Reproduce the listing word for word. Skip any image.
* start DATA LISTING *
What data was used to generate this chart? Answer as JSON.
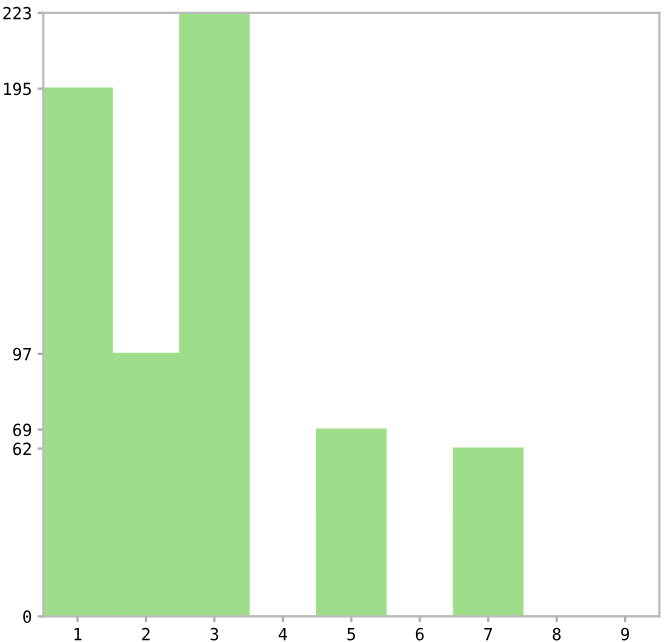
{
  "chart_data": {
    "type": "bar",
    "categories": [
      "1",
      "2",
      "3",
      "4",
      "5",
      "6",
      "7",
      "8",
      "9"
    ],
    "values": [
      195,
      97,
      223,
      0,
      69,
      0,
      62,
      0,
      0
    ],
    "color": "#9ede8a",
    "ylim": [
      0,
      223
    ],
    "yticks": [
      0,
      62,
      69,
      97,
      195,
      223
    ],
    "grid": false
  }
}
* end DATA LISTING *
## RESULT OF THIS EXERCISE
What data was used to generate this chart? Answer as JSON.
{
  "chart_data": {
    "type": "bar",
    "categories": [
      "1",
      "2",
      "3",
      "4",
      "5",
      "6",
      "7",
      "8",
      "9"
    ],
    "values": [
      195,
      97,
      223,
      0,
      69,
      0,
      62,
      0,
      0
    ],
    "color": "#9ede8a",
    "ylim": [
      0,
      223
    ],
    "yticks": [
      0,
      62,
      69,
      97,
      195,
      223
    ],
    "grid": false
  }
}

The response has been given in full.